[start of Available records]

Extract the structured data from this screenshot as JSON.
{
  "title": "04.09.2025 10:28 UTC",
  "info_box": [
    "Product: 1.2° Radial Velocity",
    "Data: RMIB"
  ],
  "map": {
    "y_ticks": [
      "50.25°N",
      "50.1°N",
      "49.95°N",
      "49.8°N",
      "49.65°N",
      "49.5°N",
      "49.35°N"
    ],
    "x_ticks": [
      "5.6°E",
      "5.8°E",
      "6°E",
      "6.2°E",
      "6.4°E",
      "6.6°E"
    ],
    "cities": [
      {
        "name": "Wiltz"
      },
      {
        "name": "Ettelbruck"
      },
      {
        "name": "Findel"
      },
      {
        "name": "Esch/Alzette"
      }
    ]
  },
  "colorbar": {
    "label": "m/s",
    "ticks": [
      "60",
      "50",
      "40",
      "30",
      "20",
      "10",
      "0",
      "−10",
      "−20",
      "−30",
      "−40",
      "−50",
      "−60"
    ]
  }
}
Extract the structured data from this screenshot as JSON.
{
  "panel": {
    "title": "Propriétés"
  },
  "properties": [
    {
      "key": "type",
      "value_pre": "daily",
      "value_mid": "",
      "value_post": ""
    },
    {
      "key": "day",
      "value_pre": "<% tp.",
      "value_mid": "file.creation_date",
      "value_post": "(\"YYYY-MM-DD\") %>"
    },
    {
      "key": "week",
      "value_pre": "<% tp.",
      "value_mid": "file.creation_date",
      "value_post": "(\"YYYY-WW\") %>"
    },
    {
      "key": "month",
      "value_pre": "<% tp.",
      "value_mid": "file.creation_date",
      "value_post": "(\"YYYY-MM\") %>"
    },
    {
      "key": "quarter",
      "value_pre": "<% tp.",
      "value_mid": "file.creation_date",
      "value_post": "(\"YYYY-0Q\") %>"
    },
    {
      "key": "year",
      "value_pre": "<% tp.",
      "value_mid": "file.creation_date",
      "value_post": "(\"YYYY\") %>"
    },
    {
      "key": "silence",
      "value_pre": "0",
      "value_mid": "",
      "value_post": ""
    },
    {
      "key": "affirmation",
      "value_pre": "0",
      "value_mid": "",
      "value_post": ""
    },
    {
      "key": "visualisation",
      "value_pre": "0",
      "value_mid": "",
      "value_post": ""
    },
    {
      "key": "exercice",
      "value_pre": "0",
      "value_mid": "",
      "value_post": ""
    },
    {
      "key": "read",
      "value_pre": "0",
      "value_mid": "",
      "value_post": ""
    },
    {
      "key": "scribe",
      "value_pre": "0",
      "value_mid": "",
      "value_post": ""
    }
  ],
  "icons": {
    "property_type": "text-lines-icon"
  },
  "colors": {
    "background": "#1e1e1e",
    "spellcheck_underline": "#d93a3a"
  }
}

[end of Available records]

Short exercise: Please return the data above exactly as given.

Correct result:
Extract the structured data from this screenshot as JSON.
{
  "title": "04.09.2025 10:28 UTC",
  "info_box": [
    "Product: 1.2° Radial Velocity",
    "Data: RMIB"
  ],
  "map": {
    "y_ticks": [
      "50.25°N",
      "50.1°N",
      "49.95°N",
      "49.8°N",
      "49.65°N",
      "49.5°N",
      "49.35°N"
    ],
    "x_ticks": [
      "5.6°E",
      "5.8°E",
      "6°E",
      "6.2°E",
      "6.4°E",
      "6.6°E"
    ],
    "cities": [
      {
        "name": "Wiltz"
      },
      {
        "name": "Ettelbruck"
      },
      {
        "name": "Findel"
      },
      {
        "name": "Esch/Alzette"
      }
    ]
  },
  "colorbar": {
    "label": "m/s",
    "ticks": [
      "60",
      "50",
      "40",
      "30",
      "20",
      "10",
      "0",
      "−10",
      "−20",
      "−30",
      "−40",
      "−50",
      "−60"
    ]
  }
}
Extract the structured data from this screenshot as JSON.
{
  "panel": {
    "title": "Propriétés"
  },
  "properties": [
    {
      "key": "type",
      "value_pre": "daily",
      "value_mid": "",
      "value_post": ""
    },
    {
      "key": "day",
      "value_pre": "<% tp.",
      "value_mid": "file.creation_date",
      "value_post": "(\"YYYY-MM-DD\") %>"
    },
    {
      "key": "week",
      "value_pre": "<% tp.",
      "value_mid": "file.creation_date",
      "value_post": "(\"YYYY-WW\") %>"
    },
    {
      "key": "month",
      "value_pre": "<% tp.",
      "value_mid": "file.creation_date",
      "value_post": "(\"YYYY-MM\") %>"
    },
    {
      "key": "quarter",
      "value_pre": "<% tp.",
      "value_mid": "file.creation_date",
      "value_post": "(\"YYYY-0Q\") %>"
    },
    {
      "key": "year",
      "value_pre": "<% tp.",
      "value_mid": "file.creation_date",
      "value_post": "(\"YYYY\") %>"
    },
    {
      "key": "silence",
      "value_pre": "0",
      "value_mid": "",
      "value_post": ""
    },
    {
      "key": "affirmation",
      "value_pre": "0",
      "value_mid": "",
      "value_post": ""
    },
    {
      "key": "visualisation",
      "value_pre": "0",
      "value_mid": "",
      "value_post": ""
    },
    {
      "key": "exercice",
      "value_pre": "0",
      "value_mid": "",
      "value_post": ""
    },
    {
      "key": "read",
      "value_pre": "0",
      "value_mid": "",
      "value_post": ""
    },
    {
      "key": "scribe",
      "value_pre": "0",
      "value_mid": "",
      "value_post": ""
    }
  ],
  "icons": {
    "property_type": "text-lines-icon"
  },
  "colors": {
    "background": "#1e1e1e",
    "spellcheck_underline": "#d93a3a"
  }
}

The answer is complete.